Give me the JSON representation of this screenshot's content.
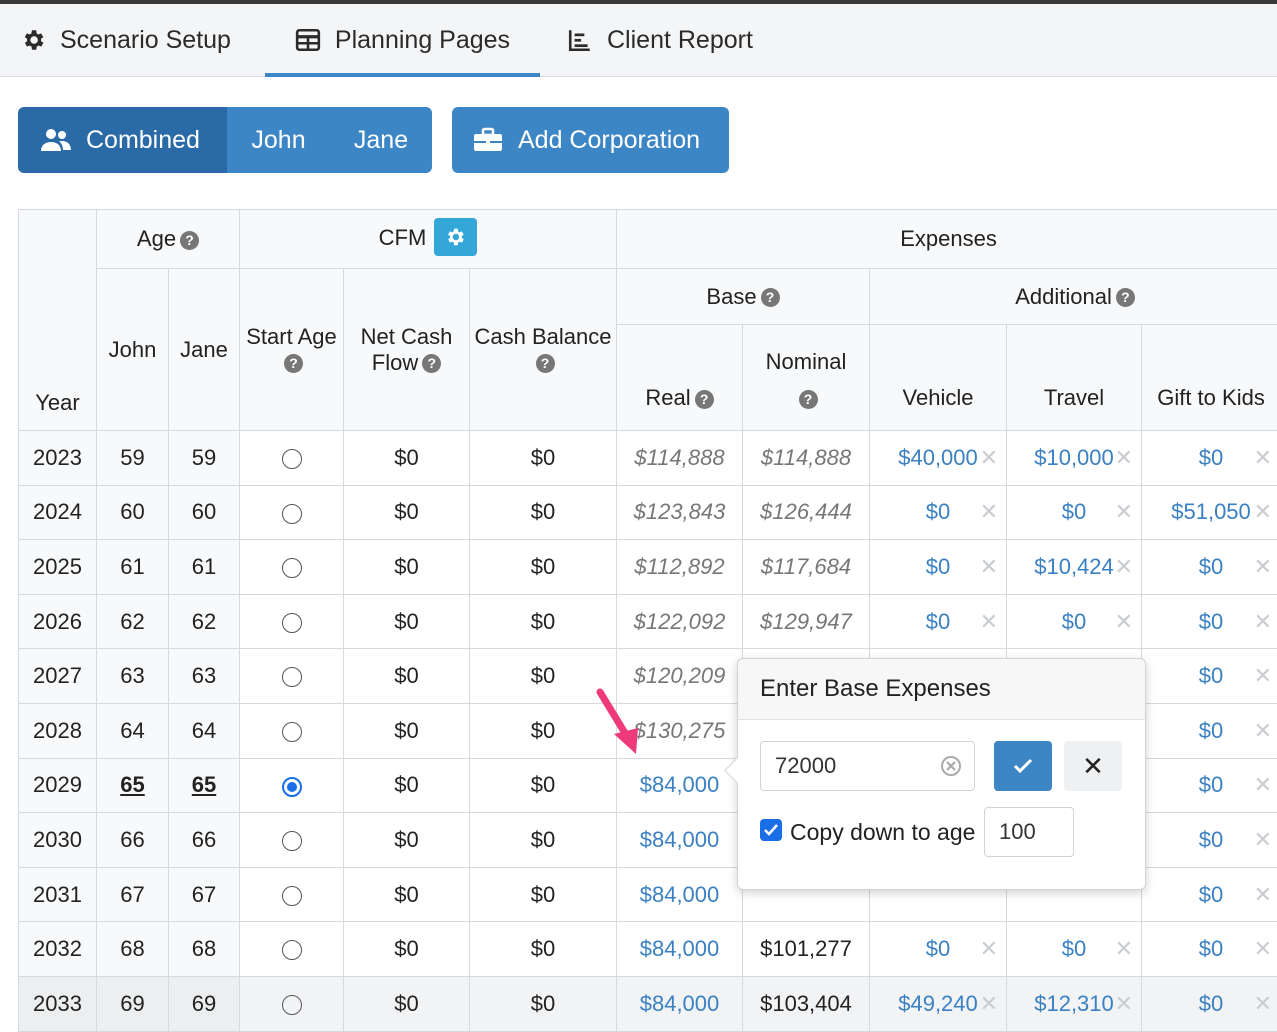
{
  "nav": {
    "tabs": [
      {
        "label": "Scenario Setup",
        "icon": "gear-icon"
      },
      {
        "label": "Planning Pages",
        "icon": "table-icon",
        "active": true
      },
      {
        "label": "Client Report",
        "icon": "chart-icon"
      }
    ]
  },
  "toolbar": {
    "combined_label": "Combined",
    "john_label": "John",
    "jane_label": "Jane",
    "add_corp_label": "Add Corporation"
  },
  "table": {
    "headers": {
      "year": "Year",
      "age": "Age",
      "john": "John",
      "jane": "Jane",
      "cfm": "CFM",
      "start_age": "Start Age",
      "net_cash_flow": "Net Cash Flow",
      "cash_balance": "Cash Balance",
      "expenses": "Expenses",
      "base": "Base",
      "additional": "Additional",
      "real": "Real",
      "nominal": "Nominal",
      "vehicle": "Vehicle",
      "travel": "Travel",
      "gift_to_kids": "Gift to Kids"
    },
    "rows": [
      {
        "year": "2023",
        "john": "59",
        "jane": "59",
        "start": false,
        "ncf": "$0",
        "cash": "$0",
        "real": "$114,888",
        "nominal": "$114,888",
        "vehicle": "$40,000",
        "travel": "$10,000",
        "gift": "$0"
      },
      {
        "year": "2024",
        "john": "60",
        "jane": "60",
        "start": false,
        "ncf": "$0",
        "cash": "$0",
        "real": "$123,843",
        "nominal": "$126,444",
        "vehicle": "$0",
        "travel": "$0",
        "gift": "$51,050"
      },
      {
        "year": "2025",
        "john": "61",
        "jane": "61",
        "start": false,
        "ncf": "$0",
        "cash": "$0",
        "real": "$112,892",
        "nominal": "$117,684",
        "vehicle": "$0",
        "travel": "$10,424",
        "gift": "$0"
      },
      {
        "year": "2026",
        "john": "62",
        "jane": "62",
        "start": false,
        "ncf": "$0",
        "cash": "$0",
        "real": "$122,092",
        "nominal": "$129,947",
        "vehicle": "$0",
        "travel": "$0",
        "gift": "$0"
      },
      {
        "year": "2027",
        "john": "63",
        "jane": "63",
        "start": false,
        "ncf": "$0",
        "cash": "$0",
        "real": "$120,209",
        "nominal": "",
        "vehicle": "",
        "travel": "",
        "gift": "$0"
      },
      {
        "year": "2028",
        "john": "64",
        "jane": "64",
        "start": false,
        "ncf": "$0",
        "cash": "$0",
        "real": "$130,275",
        "nominal": "",
        "vehicle": "",
        "travel": "",
        "gift": "$0"
      },
      {
        "year": "2029",
        "john": "65",
        "jane": "65",
        "start": true,
        "ncf": "$0",
        "cash": "$0",
        "real": "$84,000",
        "nominal": "",
        "vehicle": "",
        "travel": "",
        "gift": "$0"
      },
      {
        "year": "2030",
        "john": "66",
        "jane": "66",
        "start": false,
        "ncf": "$0",
        "cash": "$0",
        "real": "$84,000",
        "nominal": "",
        "vehicle": "",
        "travel": "",
        "gift": "$0"
      },
      {
        "year": "2031",
        "john": "67",
        "jane": "67",
        "start": false,
        "ncf": "$0",
        "cash": "$0",
        "real": "$84,000",
        "nominal": "",
        "vehicle": "",
        "travel": "",
        "gift": "$0"
      },
      {
        "year": "2032",
        "john": "68",
        "jane": "68",
        "start": false,
        "ncf": "$0",
        "cash": "$0",
        "real": "$84,000",
        "nominal": "$101,277",
        "vehicle": "$0",
        "travel": "$0",
        "gift": "$0"
      },
      {
        "year": "2033",
        "john": "69",
        "jane": "69",
        "start": false,
        "ncf": "$0",
        "cash": "$0",
        "real": "$84,000",
        "nominal": "$103,404",
        "vehicle": "$49,240",
        "travel": "$12,310",
        "gift": "$0"
      }
    ]
  },
  "popover": {
    "title": "Enter Base Expenses",
    "value": "72000",
    "copy_label": "Copy down to age",
    "copy_checked": true,
    "copy_age": "100"
  },
  "colors": {
    "accent": "#3d86c6",
    "accent_dark": "#2a6aa6",
    "link": "#3a80c2",
    "pointer": "#ee3a7b"
  }
}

----------

== What is expected ==
Transcribe the material as is, with images omitted.

== Solution for this exercise ==
Give me the JSON representation of this screenshot's content.
{
  "nav": {
    "tabs": [
      {
        "label": "Scenario Setup",
        "icon": "gear-icon"
      },
      {
        "label": "Planning Pages",
        "icon": "table-icon",
        "active": true
      },
      {
        "label": "Client Report",
        "icon": "chart-icon"
      }
    ]
  },
  "toolbar": {
    "combined_label": "Combined",
    "john_label": "John",
    "jane_label": "Jane",
    "add_corp_label": "Add Corporation"
  },
  "table": {
    "headers": {
      "year": "Year",
      "age": "Age",
      "john": "John",
      "jane": "Jane",
      "cfm": "CFM",
      "start_age": "Start Age",
      "net_cash_flow": "Net Cash Flow",
      "cash_balance": "Cash Balance",
      "expenses": "Expenses",
      "base": "Base",
      "additional": "Additional",
      "real": "Real",
      "nominal": "Nominal",
      "vehicle": "Vehicle",
      "travel": "Travel",
      "gift_to_kids": "Gift to Kids"
    },
    "rows": [
      {
        "year": "2023",
        "john": "59",
        "jane": "59",
        "start": false,
        "ncf": "$0",
        "cash": "$0",
        "real": "$114,888",
        "nominal": "$114,888",
        "vehicle": "$40,000",
        "travel": "$10,000",
        "gift": "$0"
      },
      {
        "year": "2024",
        "john": "60",
        "jane": "60",
        "start": false,
        "ncf": "$0",
        "cash": "$0",
        "real": "$123,843",
        "nominal": "$126,444",
        "vehicle": "$0",
        "travel": "$0",
        "gift": "$51,050"
      },
      {
        "year": "2025",
        "john": "61",
        "jane": "61",
        "start": false,
        "ncf": "$0",
        "cash": "$0",
        "real": "$112,892",
        "nominal": "$117,684",
        "vehicle": "$0",
        "travel": "$10,424",
        "gift": "$0"
      },
      {
        "year": "2026",
        "john": "62",
        "jane": "62",
        "start": false,
        "ncf": "$0",
        "cash": "$0",
        "real": "$122,092",
        "nominal": "$129,947",
        "vehicle": "$0",
        "travel": "$0",
        "gift": "$0"
      },
      {
        "year": "2027",
        "john": "63",
        "jane": "63",
        "start": false,
        "ncf": "$0",
        "cash": "$0",
        "real": "$120,209",
        "nominal": "",
        "vehicle": "",
        "travel": "",
        "gift": "$0"
      },
      {
        "year": "2028",
        "john": "64",
        "jane": "64",
        "start": false,
        "ncf": "$0",
        "cash": "$0",
        "real": "$130,275",
        "nominal": "",
        "vehicle": "",
        "travel": "",
        "gift": "$0"
      },
      {
        "year": "2029",
        "john": "65",
        "jane": "65",
        "start": true,
        "ncf": "$0",
        "cash": "$0",
        "real": "$84,000",
        "nominal": "",
        "vehicle": "",
        "travel": "",
        "gift": "$0"
      },
      {
        "year": "2030",
        "john": "66",
        "jane": "66",
        "start": false,
        "ncf": "$0",
        "cash": "$0",
        "real": "$84,000",
        "nominal": "",
        "vehicle": "",
        "travel": "",
        "gift": "$0"
      },
      {
        "year": "2031",
        "john": "67",
        "jane": "67",
        "start": false,
        "ncf": "$0",
        "cash": "$0",
        "real": "$84,000",
        "nominal": "",
        "vehicle": "",
        "travel": "",
        "gift": "$0"
      },
      {
        "year": "2032",
        "john": "68",
        "jane": "68",
        "start": false,
        "ncf": "$0",
        "cash": "$0",
        "real": "$84,000",
        "nominal": "$101,277",
        "vehicle": "$0",
        "travel": "$0",
        "gift": "$0"
      },
      {
        "year": "2033",
        "john": "69",
        "jane": "69",
        "start": false,
        "ncf": "$0",
        "cash": "$0",
        "real": "$84,000",
        "nominal": "$103,404",
        "vehicle": "$49,240",
        "travel": "$12,310",
        "gift": "$0"
      }
    ]
  },
  "popover": {
    "title": "Enter Base Expenses",
    "value": "72000",
    "copy_label": "Copy down to age",
    "copy_checked": true,
    "copy_age": "100"
  },
  "colors": {
    "accent": "#3d86c6",
    "accent_dark": "#2a6aa6",
    "link": "#3a80c2",
    "pointer": "#ee3a7b"
  }
}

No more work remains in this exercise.